Return every line below in which "that" appears.

━━━━━ MATERIAL PROVIDED

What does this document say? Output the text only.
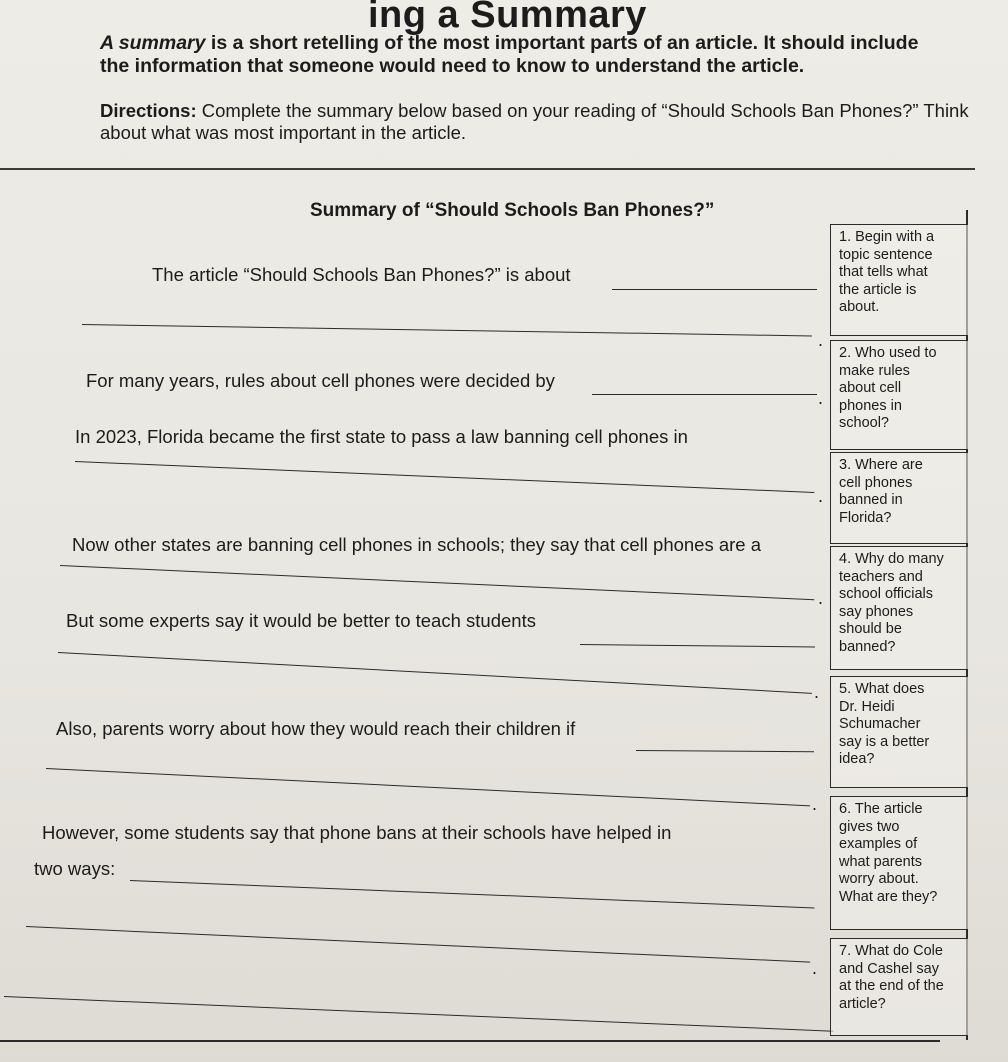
ing a Summary
A summary is a short retelling of the most important parts of an article. It should include the information that someone would need to know to understand the article.
Directions: Complete the summary below based on your reading of “Should Schools Ban Phones?” Think about what was most important in the article.
Summary of “Should Schools Ban Phones?”
The article “Should Schools Ban Phones?” is about
.
For many years, rules about cell phones were decided by
.
In 2023, Florida became the first state to pass a law banning cell phones in
.
Now other states are banning cell phones in schools; they say that cell phones are a
.
But some experts say it would be better to teach students
.
Also, parents worry about how they would reach their children if
.
However, some students say that phone bans at their schools have helped in
two ways:
.
1. Begin with a
topic sentence
that tells what
the article is
about.
2. Who used to
make rules
about cell
phones in
school?
3. Where are
cell phones
banned in
Florida?
4. Why do many
teachers and
school officials
say phones
should be
banned?
5. What does
Dr. Heidi
Schumacher
say is a better
idea?
6. The article
gives two
examples of
what parents
worry about.
What are they?
7. What do Cole
and Cashel say
at the end of the
article?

━━━━━━━━━━

• ANSWER BELOW:
A summary is a short retelling of the most important parts of an article. It should include the information that someone would need to know to understand the article.
Now other states are banning cell phones in schools; they say that cell phones are a
However, some students say that phone bans at their schools have helped in
that tells what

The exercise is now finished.